## [The input]
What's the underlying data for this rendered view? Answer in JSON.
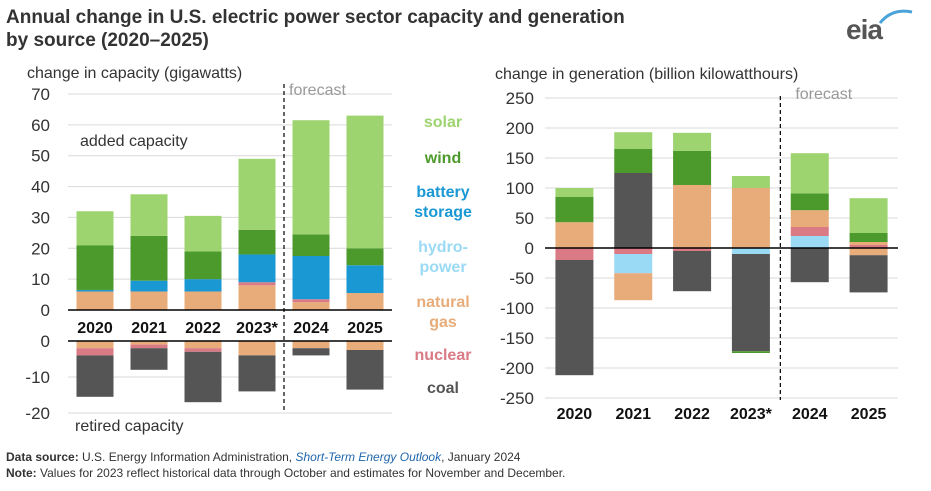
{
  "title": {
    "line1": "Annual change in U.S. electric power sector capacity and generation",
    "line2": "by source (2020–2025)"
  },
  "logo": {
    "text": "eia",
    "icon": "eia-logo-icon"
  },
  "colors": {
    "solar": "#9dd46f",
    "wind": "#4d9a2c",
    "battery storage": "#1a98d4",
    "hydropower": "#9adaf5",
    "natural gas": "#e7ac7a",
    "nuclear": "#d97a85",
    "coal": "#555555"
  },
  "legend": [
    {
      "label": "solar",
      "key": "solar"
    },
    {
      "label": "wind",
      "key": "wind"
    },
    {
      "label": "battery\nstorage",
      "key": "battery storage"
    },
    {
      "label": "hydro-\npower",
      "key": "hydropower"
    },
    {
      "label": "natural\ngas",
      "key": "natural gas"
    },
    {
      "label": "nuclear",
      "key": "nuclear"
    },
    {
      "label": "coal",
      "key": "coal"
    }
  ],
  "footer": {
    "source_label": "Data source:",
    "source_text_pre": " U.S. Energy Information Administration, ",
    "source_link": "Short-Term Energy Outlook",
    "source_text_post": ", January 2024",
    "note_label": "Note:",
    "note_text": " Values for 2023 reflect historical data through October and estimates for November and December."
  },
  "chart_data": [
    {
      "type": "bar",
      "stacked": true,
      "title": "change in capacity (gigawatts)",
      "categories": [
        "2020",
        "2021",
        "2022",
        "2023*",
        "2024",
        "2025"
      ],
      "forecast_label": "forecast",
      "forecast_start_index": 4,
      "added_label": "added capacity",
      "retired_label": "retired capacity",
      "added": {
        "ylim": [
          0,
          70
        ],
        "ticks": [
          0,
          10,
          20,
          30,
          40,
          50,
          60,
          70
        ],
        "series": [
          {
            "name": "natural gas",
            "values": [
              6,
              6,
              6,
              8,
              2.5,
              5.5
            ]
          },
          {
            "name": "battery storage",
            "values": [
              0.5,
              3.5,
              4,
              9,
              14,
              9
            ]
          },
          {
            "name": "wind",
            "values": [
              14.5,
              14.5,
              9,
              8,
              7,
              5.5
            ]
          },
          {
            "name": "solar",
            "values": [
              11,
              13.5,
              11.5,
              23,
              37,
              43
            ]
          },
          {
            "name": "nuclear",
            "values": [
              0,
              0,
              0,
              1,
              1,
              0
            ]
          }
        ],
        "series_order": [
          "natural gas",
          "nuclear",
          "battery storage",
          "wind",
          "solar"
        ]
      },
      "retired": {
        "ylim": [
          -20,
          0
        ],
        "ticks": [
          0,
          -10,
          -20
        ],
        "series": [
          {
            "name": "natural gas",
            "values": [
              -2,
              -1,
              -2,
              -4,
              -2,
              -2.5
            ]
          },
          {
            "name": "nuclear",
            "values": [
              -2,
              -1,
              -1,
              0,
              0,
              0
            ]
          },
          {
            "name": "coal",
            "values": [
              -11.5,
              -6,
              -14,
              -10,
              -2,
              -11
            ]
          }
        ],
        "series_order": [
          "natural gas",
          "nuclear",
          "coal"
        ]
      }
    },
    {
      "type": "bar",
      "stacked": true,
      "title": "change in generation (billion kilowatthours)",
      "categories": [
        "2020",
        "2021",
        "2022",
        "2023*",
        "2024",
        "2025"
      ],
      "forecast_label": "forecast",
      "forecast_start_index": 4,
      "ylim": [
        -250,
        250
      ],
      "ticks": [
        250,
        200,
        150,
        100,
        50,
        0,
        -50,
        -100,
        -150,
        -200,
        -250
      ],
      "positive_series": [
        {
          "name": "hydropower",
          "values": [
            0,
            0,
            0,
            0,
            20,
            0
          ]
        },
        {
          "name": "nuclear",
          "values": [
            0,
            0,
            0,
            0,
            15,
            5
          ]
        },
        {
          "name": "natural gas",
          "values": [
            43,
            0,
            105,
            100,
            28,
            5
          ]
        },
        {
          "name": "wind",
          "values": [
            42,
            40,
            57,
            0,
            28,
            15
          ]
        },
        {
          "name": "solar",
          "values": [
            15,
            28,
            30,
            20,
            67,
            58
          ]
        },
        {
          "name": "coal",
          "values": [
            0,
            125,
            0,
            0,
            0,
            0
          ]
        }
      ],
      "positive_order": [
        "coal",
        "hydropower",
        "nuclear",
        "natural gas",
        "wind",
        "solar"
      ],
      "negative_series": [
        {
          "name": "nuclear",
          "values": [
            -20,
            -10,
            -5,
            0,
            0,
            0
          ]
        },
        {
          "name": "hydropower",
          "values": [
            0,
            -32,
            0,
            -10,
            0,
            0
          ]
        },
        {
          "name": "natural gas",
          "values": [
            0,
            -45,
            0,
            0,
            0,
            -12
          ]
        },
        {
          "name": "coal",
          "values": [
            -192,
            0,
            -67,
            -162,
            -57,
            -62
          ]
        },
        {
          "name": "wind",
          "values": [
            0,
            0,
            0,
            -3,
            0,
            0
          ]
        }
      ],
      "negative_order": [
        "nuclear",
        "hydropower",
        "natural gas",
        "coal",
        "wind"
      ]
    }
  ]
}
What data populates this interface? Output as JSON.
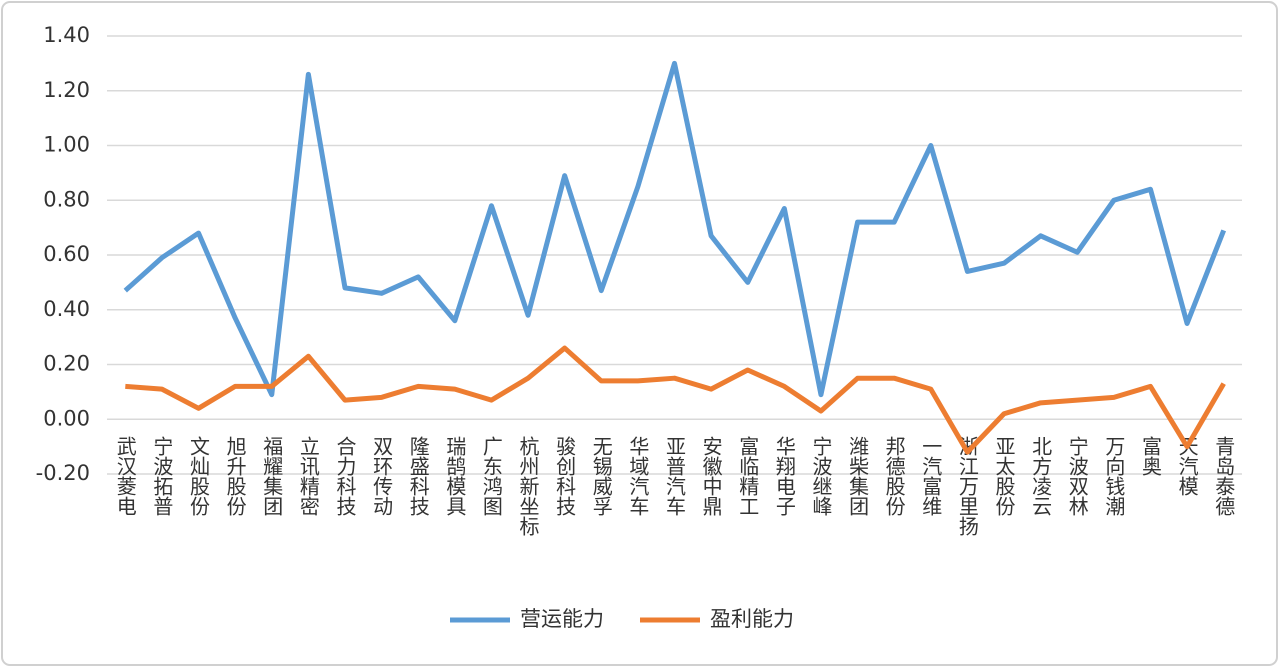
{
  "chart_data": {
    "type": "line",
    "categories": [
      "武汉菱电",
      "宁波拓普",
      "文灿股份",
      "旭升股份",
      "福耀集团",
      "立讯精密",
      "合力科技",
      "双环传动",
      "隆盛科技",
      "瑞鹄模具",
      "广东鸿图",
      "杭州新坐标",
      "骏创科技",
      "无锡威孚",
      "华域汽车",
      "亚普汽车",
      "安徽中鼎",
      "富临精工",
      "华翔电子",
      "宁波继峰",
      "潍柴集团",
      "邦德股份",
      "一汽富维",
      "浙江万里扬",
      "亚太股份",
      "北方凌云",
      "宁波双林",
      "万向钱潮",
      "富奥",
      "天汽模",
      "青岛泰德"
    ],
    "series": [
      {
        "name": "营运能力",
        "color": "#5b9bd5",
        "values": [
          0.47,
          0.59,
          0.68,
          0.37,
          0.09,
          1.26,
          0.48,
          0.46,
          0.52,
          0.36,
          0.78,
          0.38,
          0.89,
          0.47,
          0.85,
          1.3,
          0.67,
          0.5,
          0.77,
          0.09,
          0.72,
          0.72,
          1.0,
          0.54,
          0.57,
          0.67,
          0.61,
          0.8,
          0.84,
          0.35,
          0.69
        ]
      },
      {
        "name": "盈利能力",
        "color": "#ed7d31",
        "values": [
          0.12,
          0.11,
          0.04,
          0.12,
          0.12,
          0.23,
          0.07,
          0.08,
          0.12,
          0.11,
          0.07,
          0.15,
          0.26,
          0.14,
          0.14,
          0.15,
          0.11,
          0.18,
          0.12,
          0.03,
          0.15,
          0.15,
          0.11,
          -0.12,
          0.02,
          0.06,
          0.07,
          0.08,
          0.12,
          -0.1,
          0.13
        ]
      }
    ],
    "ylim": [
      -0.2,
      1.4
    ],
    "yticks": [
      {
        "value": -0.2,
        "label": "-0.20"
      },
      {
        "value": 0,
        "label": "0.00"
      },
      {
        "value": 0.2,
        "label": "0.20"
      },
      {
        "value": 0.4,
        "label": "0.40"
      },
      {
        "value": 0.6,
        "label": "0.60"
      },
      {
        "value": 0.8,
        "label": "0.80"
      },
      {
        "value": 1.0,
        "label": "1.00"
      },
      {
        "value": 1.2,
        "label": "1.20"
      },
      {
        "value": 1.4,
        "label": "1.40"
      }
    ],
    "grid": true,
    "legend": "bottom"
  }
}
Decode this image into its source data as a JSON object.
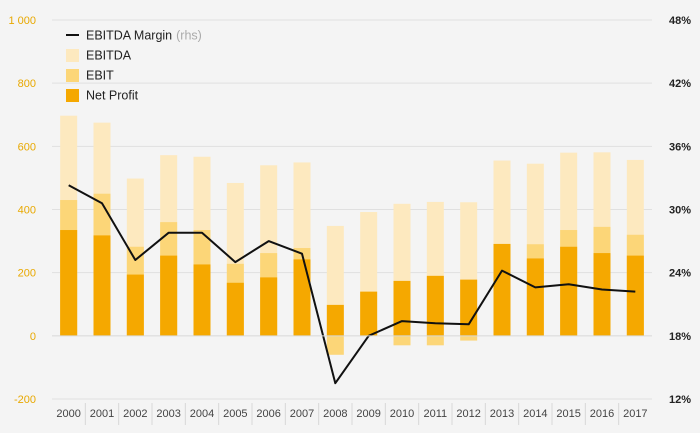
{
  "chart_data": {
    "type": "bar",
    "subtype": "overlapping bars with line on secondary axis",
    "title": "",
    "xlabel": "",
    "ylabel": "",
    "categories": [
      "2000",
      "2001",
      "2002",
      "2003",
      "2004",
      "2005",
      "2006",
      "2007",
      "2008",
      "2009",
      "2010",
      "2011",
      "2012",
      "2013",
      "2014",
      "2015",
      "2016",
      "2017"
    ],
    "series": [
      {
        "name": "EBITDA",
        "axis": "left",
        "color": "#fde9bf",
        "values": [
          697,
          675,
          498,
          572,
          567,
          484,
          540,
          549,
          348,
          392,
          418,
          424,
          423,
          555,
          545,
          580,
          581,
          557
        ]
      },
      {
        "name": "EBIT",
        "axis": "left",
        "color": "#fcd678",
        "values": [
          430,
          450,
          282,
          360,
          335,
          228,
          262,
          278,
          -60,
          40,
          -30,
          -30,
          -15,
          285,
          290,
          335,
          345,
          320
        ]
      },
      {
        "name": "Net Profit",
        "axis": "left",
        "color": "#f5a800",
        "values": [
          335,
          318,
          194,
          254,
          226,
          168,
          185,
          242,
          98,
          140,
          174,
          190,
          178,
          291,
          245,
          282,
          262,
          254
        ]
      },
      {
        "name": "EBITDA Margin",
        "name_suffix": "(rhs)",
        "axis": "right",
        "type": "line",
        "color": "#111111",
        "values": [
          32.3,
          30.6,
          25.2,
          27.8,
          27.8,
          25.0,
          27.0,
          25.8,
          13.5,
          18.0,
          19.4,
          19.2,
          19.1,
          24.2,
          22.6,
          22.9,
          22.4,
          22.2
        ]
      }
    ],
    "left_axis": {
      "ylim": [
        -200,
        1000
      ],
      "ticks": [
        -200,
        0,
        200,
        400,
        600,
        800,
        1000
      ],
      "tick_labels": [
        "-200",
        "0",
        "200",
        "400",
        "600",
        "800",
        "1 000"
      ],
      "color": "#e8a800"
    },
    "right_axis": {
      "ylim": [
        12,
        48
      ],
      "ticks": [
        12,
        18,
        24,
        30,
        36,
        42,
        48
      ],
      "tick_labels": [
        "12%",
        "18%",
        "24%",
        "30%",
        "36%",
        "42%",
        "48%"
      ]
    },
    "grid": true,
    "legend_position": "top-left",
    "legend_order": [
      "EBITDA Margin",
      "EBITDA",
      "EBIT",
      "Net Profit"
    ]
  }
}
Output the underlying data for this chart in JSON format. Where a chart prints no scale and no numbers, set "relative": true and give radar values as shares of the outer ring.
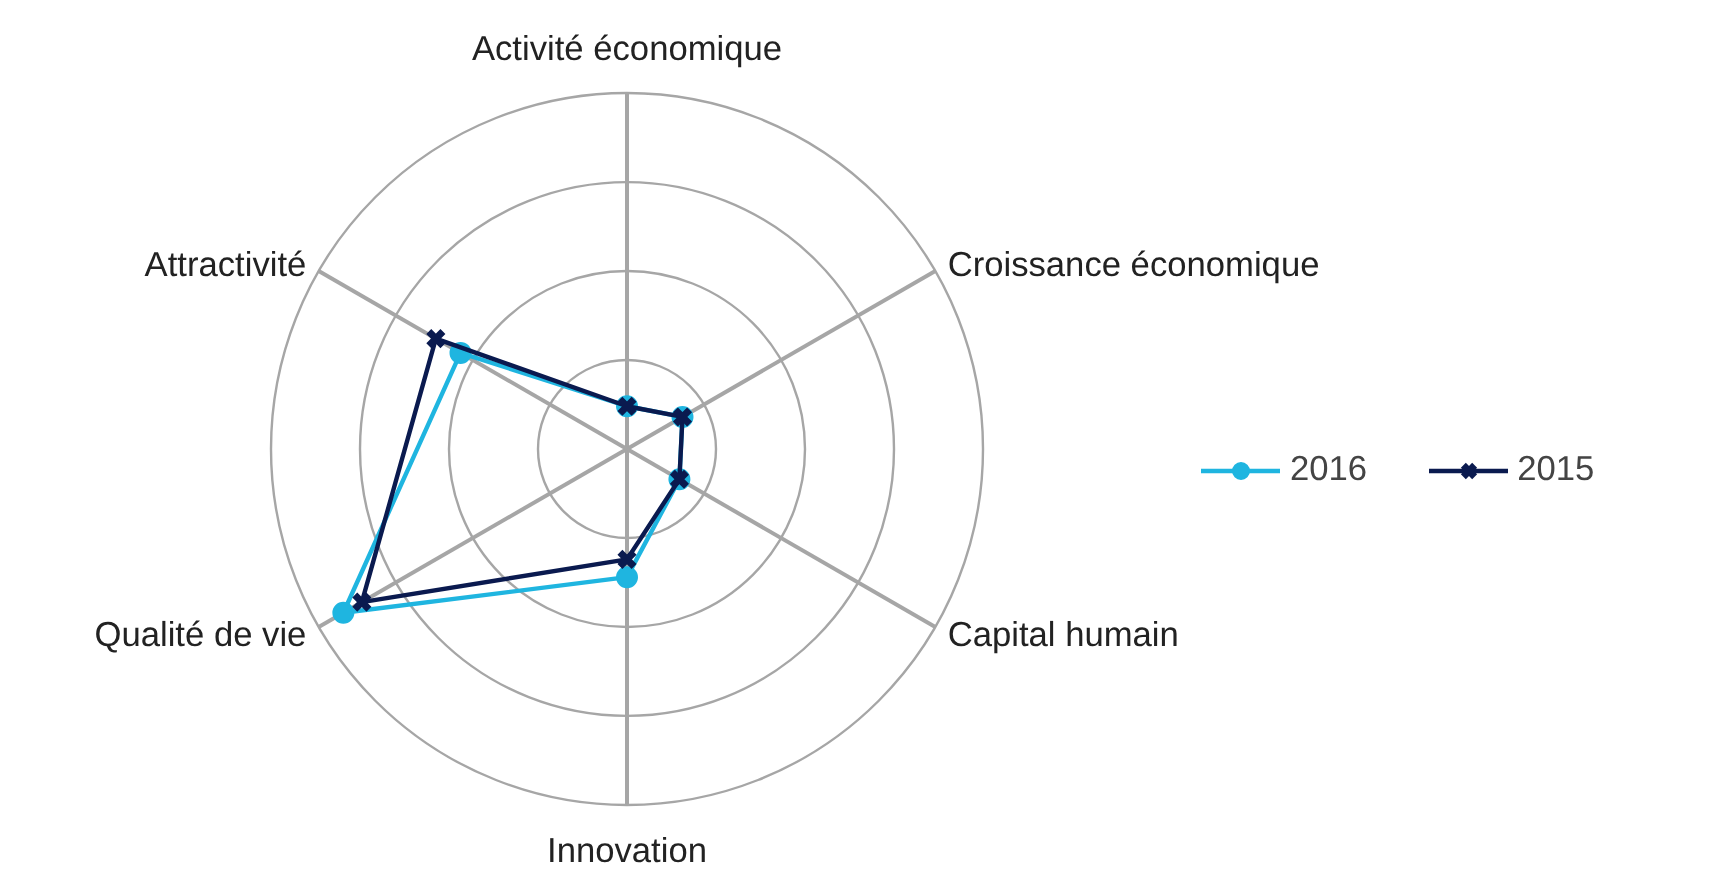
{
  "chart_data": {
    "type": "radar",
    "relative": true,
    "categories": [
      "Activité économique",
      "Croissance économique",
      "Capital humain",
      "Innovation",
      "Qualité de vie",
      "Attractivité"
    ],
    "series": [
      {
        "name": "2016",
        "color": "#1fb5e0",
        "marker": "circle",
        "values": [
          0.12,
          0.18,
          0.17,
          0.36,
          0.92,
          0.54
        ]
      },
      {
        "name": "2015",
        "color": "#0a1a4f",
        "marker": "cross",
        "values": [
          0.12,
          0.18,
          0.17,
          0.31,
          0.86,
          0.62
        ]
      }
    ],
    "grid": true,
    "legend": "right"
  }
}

## [Exercise description]
Pull out all lines from the entries above in which the word "économique" appears.

## [Answer for this exercise]
      "Activité économique",
      "Croissance économique",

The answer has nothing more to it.